--- START ---

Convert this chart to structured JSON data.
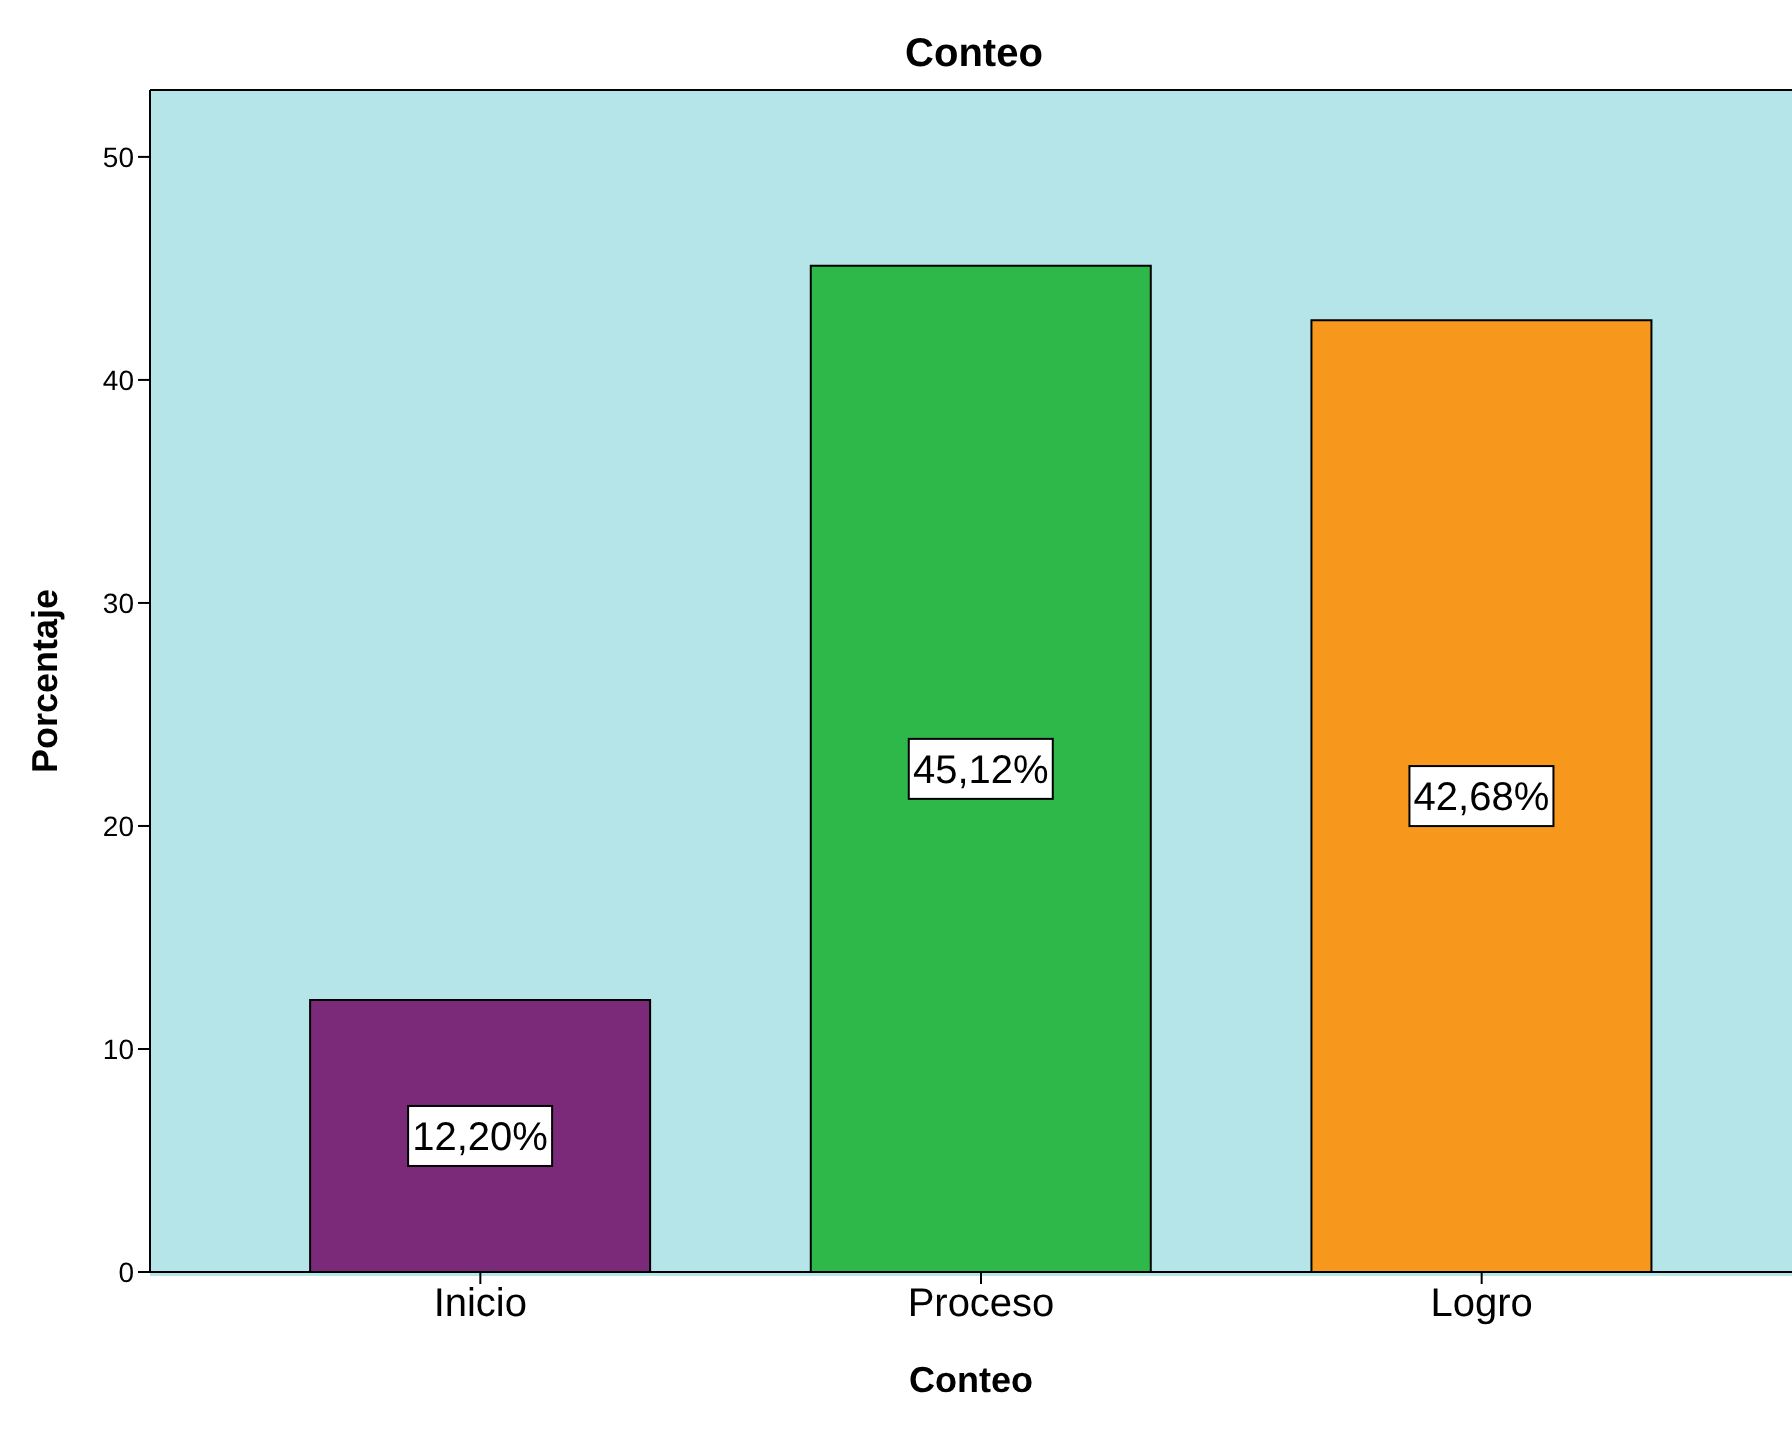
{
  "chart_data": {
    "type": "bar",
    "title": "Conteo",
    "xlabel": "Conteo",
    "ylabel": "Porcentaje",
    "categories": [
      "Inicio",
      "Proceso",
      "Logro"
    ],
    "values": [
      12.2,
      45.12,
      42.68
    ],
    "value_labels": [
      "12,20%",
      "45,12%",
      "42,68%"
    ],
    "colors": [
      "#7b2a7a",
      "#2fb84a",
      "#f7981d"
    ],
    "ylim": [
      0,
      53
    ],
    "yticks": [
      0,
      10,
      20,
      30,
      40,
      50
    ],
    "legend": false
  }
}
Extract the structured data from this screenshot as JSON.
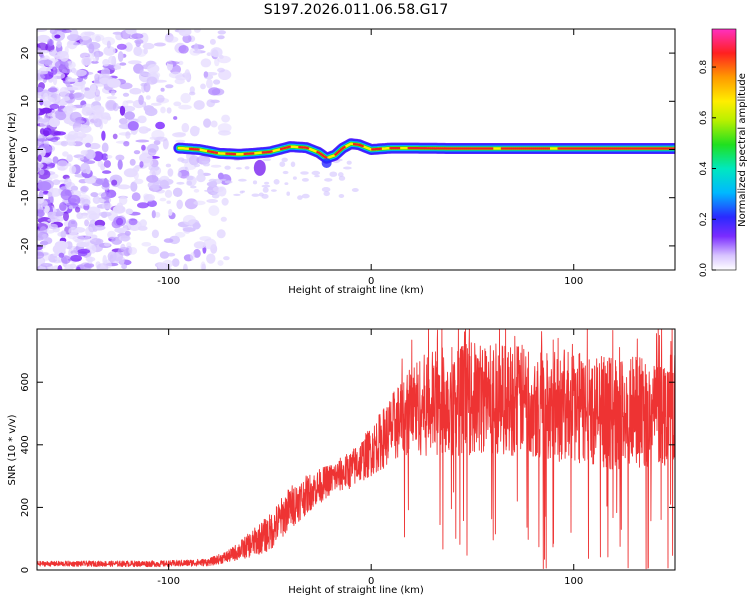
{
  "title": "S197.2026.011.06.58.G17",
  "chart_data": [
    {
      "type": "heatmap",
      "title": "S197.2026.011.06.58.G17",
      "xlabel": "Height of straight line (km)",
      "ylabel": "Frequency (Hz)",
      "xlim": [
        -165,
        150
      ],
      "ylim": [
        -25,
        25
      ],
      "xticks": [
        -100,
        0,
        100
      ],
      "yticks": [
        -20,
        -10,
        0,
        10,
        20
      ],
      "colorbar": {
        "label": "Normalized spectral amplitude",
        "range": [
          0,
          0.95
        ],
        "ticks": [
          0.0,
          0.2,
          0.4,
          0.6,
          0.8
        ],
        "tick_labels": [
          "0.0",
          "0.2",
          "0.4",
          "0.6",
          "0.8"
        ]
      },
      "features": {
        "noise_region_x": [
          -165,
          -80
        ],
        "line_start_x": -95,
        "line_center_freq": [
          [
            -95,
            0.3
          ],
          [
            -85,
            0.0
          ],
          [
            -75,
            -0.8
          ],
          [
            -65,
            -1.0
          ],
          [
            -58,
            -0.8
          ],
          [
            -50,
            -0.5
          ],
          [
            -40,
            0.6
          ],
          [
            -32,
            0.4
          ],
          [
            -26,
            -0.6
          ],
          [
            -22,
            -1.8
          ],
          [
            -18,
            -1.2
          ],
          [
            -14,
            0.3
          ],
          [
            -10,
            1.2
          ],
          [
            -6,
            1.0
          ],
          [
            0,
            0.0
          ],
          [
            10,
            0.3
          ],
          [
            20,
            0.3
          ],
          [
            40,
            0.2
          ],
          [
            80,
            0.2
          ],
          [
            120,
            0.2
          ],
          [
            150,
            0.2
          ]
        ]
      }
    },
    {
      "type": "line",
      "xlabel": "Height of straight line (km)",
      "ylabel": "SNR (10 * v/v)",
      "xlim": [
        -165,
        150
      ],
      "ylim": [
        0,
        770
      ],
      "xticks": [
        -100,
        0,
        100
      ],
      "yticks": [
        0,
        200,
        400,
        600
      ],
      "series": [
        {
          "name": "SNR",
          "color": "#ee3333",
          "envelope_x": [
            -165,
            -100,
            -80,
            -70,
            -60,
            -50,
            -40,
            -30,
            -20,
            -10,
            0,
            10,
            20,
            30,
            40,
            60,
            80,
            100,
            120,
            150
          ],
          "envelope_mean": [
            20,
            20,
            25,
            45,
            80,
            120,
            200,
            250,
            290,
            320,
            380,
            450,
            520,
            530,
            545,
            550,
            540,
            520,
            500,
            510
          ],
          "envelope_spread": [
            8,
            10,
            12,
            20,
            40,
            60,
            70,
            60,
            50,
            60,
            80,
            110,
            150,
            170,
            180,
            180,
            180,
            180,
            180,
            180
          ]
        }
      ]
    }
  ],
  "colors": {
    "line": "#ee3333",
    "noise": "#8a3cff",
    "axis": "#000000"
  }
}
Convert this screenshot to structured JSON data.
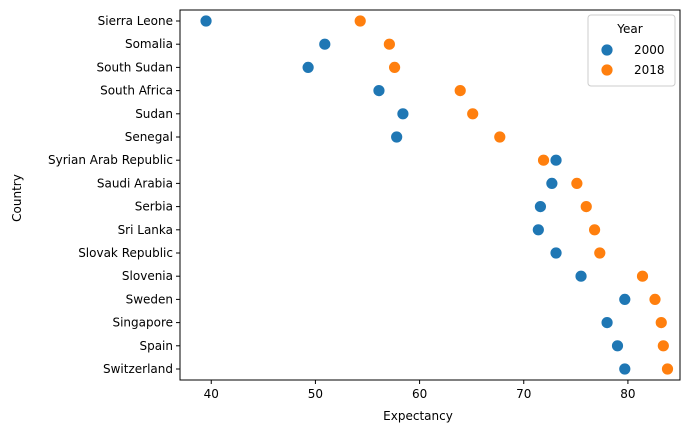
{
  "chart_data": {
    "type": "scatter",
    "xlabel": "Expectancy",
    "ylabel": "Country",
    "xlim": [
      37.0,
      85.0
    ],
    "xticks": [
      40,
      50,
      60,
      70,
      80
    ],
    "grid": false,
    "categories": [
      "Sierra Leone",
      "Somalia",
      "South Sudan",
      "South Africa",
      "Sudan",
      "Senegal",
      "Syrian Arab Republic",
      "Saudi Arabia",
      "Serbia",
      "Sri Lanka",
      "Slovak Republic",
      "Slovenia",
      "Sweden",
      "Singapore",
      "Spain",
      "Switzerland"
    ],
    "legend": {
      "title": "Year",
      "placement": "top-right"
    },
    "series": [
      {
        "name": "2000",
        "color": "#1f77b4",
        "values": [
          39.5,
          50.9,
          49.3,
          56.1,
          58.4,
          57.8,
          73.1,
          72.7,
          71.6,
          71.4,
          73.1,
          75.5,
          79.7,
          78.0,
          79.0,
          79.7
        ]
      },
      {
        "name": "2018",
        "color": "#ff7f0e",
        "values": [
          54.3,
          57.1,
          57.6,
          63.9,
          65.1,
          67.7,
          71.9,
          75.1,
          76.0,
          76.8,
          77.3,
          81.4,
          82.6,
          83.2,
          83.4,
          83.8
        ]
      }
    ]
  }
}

--- END ---

## What the task asks
Transcribe the material exactly, leaving every picture out.

## Solution for this task
Convert this chart to structured JSON data.
{
  "chart_data": {
    "type": "bar",
    "title": "Conteo",
    "xlabel": "Conteo",
    "ylabel": "Porcentaje",
    "categories": [
      "Inicio",
      "Proceso",
      "Logro"
    ],
    "values": [
      12.2,
      45.12,
      42.68
    ],
    "value_labels": [
      "12,20%",
      "45,12%",
      "42,68%"
    ],
    "colors": [
      "#7b2a7a",
      "#2fb84a",
      "#f7981d"
    ],
    "ylim": [
      0,
      53
    ],
    "yticks": [
      0,
      10,
      20,
      30,
      40,
      50
    ],
    "legend": false
  }
}
Extract the structured data from this screenshot as JSON.
{
  "title": "S197.2026.011.06.58.G17",
  "chart_data": [
    {
      "type": "heatmap",
      "title": "S197.2026.011.06.58.G17",
      "xlabel": "Height of straight line (km)",
      "ylabel": "Frequency (Hz)",
      "xlim": [
        -165,
        150
      ],
      "ylim": [
        -25,
        25
      ],
      "xticks": [
        -100,
        0,
        100
      ],
      "yticks": [
        -20,
        -10,
        0,
        10,
        20
      ],
      "colorbar": {
        "label": "Normalized spectral amplitude",
        "range": [
          0,
          0.95
        ],
        "ticks": [
          0.0,
          0.2,
          0.4,
          0.6,
          0.8
        ],
        "tick_labels": [
          "0.0",
          "0.2",
          "0.4",
          "0.6",
          "0.8"
        ]
      },
      "features": {
        "noise_region_x": [
          -165,
          -80
        ],
        "line_start_x": -95,
        "line_center_freq": [
          [
            -95,
            0.3
          ],
          [
            -85,
            0.0
          ],
          [
            -75,
            -0.8
          ],
          [
            -65,
            -1.0
          ],
          [
            -58,
            -0.8
          ],
          [
            -50,
            -0.5
          ],
          [
            -40,
            0.6
          ],
          [
            -32,
            0.4
          ],
          [
            -26,
            -0.6
          ],
          [
            -22,
            -1.8
          ],
          [
            -18,
            -1.2
          ],
          [
            -14,
            0.3
          ],
          [
            -10,
            1.2
          ],
          [
            -6,
            1.0
          ],
          [
            0,
            0.0
          ],
          [
            10,
            0.3
          ],
          [
            20,
            0.3
          ],
          [
            40,
            0.2
          ],
          [
            80,
            0.2
          ],
          [
            120,
            0.2
          ],
          [
            150,
            0.2
          ]
        ]
      }
    },
    {
      "type": "line",
      "xlabel": "Height of straight line (km)",
      "ylabel": "SNR (10 * v/v)",
      "xlim": [
        -165,
        150
      ],
      "ylim": [
        0,
        770
      ],
      "xticks": [
        -100,
        0,
        100
      ],
      "yticks": [
        0,
        200,
        400,
        600
      ],
      "series": [
        {
          "name": "SNR",
          "color": "#ee3333",
          "envelope_x": [
            -165,
            -100,
            -80,
            -70,
            -60,
            -50,
            -40,
            -30,
            -20,
            -10,
            0,
            10,
            20,
            30,
            40,
            60,
            80,
            100,
            120,
            150
          ],
          "envelope_mean": [
            20,
            20,
            25,
            45,
            80,
            120,
            200,
            250,
            290,
            320,
            380,
            450,
            520,
            530,
            545,
            550,
            540,
            520,
            500,
            510
          ],
          "envelope_spread": [
            8,
            10,
            12,
            20,
            40,
            60,
            70,
            60,
            50,
            60,
            80,
            110,
            150,
            170,
            180,
            180,
            180,
            180,
            180,
            180
          ]
        }
      ]
    }
  ],
  "colors": {
    "line": "#ee3333",
    "noise": "#8a3cff",
    "axis": "#000000"
  }
}
Convert this screenshot to structured JSON data.
{
  "chart_data": {
    "type": "scatter",
    "xlabel": "Expectancy",
    "ylabel": "Country",
    "xlim": [
      37.0,
      85.0
    ],
    "xticks": [
      40,
      50,
      60,
      70,
      80
    ],
    "grid": false,
    "categories": [
      "Sierra Leone",
      "Somalia",
      "South Sudan",
      "South Africa",
      "Sudan",
      "Senegal",
      "Syrian Arab Republic",
      "Saudi Arabia",
      "Serbia",
      "Sri Lanka",
      "Slovak Republic",
      "Slovenia",
      "Sweden",
      "Singapore",
      "Spain",
      "Switzerland"
    ],
    "legend": {
      "title": "Year",
      "placement": "top-right"
    },
    "series": [
      {
        "name": "2000",
        "color": "#1f77b4",
        "values": [
          39.5,
          50.9,
          49.3,
          56.1,
          58.4,
          57.8,
          73.1,
          72.7,
          71.6,
          71.4,
          73.1,
          75.5,
          79.7,
          78.0,
          79.0,
          79.7
        ]
      },
      {
        "name": "2018",
        "color": "#ff7f0e",
        "values": [
          54.3,
          57.1,
          57.6,
          63.9,
          65.1,
          67.7,
          71.9,
          75.1,
          76.0,
          76.8,
          77.3,
          81.4,
          82.6,
          83.2,
          83.4,
          83.8
        ]
      }
    ]
  }
}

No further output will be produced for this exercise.